Stated goal: Reply with one number: the count of lines in the data that hold the string "screenshot".

[Stored data]

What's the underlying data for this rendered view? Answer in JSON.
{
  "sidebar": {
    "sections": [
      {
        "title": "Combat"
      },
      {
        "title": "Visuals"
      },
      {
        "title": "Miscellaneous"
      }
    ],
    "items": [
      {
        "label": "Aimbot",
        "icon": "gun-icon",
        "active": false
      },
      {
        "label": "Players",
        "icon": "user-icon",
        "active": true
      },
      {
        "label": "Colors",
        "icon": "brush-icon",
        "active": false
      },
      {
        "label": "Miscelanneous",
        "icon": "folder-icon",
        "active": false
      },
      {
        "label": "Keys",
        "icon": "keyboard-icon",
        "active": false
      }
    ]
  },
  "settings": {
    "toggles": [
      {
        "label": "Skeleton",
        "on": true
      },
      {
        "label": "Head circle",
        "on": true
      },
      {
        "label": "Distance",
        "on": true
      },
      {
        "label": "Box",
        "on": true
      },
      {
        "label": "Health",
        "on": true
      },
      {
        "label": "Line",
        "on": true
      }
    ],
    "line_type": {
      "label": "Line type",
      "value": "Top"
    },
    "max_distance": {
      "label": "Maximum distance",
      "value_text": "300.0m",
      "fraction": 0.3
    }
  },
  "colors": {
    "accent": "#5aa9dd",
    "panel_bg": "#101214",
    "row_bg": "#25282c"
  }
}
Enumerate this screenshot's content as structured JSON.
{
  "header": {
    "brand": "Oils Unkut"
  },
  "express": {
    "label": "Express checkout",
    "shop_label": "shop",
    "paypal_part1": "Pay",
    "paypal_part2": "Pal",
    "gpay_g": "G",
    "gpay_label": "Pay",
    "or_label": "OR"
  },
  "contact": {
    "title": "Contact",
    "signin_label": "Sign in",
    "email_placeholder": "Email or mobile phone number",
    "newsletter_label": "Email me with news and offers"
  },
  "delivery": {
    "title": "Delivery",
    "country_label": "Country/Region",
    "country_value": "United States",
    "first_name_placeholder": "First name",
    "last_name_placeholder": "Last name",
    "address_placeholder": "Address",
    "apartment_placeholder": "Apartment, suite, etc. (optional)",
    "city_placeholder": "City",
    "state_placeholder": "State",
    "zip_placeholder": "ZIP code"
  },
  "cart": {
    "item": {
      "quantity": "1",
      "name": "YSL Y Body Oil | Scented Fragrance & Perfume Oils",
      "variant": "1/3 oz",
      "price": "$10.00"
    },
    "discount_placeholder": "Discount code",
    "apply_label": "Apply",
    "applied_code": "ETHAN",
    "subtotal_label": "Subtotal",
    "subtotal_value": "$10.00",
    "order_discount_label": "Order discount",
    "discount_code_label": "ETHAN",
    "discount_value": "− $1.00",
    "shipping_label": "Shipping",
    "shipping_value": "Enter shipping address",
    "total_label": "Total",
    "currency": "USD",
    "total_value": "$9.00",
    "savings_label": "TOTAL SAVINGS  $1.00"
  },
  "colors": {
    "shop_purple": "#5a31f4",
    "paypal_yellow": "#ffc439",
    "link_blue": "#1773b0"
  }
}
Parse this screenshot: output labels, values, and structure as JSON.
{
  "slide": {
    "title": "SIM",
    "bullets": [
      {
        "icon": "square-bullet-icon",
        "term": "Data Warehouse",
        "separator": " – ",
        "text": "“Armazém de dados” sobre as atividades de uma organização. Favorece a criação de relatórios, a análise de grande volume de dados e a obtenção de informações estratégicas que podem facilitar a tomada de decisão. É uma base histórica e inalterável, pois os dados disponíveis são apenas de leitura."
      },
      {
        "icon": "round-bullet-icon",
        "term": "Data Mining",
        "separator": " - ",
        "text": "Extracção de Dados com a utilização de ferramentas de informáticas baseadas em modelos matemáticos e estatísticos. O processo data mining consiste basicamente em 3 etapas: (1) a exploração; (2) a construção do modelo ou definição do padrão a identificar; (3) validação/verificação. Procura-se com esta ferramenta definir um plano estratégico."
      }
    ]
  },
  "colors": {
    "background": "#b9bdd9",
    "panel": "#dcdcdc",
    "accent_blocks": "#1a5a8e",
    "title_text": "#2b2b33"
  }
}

Result for this task: 2